Reproduce all records verbatim.

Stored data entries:
———

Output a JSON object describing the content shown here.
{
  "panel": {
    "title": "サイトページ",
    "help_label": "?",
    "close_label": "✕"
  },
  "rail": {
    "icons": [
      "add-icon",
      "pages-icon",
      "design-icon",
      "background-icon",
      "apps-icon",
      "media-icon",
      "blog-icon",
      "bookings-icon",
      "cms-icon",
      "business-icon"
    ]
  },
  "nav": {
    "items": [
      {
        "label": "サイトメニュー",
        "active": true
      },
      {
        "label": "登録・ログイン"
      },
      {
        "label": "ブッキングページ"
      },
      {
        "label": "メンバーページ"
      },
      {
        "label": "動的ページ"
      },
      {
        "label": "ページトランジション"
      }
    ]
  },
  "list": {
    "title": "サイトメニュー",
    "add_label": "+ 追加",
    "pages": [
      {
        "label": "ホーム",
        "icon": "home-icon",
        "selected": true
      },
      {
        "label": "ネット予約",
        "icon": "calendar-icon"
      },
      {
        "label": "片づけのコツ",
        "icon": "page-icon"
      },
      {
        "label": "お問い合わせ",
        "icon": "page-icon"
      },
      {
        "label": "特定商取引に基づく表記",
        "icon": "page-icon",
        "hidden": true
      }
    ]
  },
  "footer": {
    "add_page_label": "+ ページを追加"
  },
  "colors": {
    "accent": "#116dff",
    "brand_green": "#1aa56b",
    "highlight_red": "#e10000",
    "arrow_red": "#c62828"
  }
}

———

* _Exercise solution_:
Output a JSON object describing the content shown here.
{
  "panel": {
    "title": "サイトページ",
    "help_label": "?",
    "close_label": "✕"
  },
  "rail": {
    "icons": [
      "add-icon",
      "pages-icon",
      "design-icon",
      "background-icon",
      "apps-icon",
      "media-icon",
      "blog-icon",
      "bookings-icon",
      "cms-icon",
      "business-icon"
    ]
  },
  "nav": {
    "items": [
      {
        "label": "サイトメニュー",
        "active": true
      },
      {
        "label": "登録・ログイン"
      },
      {
        "label": "ブッキングページ"
      },
      {
        "label": "メンバーページ"
      },
      {
        "label": "動的ページ"
      },
      {
        "label": "ページトランジション"
      }
    ]
  },
  "list": {
    "title": "サイトメニュー",
    "add_label": "+ 追加",
    "pages": [
      {
        "label": "ホーム",
        "icon": "home-icon",
        "selected": true
      },
      {
        "label": "ネット予約",
        "icon": "calendar-icon"
      },
      {
        "label": "片づけのコツ",
        "icon": "page-icon"
      },
      {
        "label": "お問い合わせ",
        "icon": "page-icon"
      },
      {
        "label": "特定商取引に基づく表記",
        "icon": "page-icon",
        "hidden": true
      }
    ]
  },
  "footer": {
    "add_page_label": "+ ページを追加"
  },
  "colors": {
    "accent": "#116dff",
    "brand_green": "#1aa56b",
    "highlight_red": "#e10000",
    "arrow_red": "#c62828"
  }
}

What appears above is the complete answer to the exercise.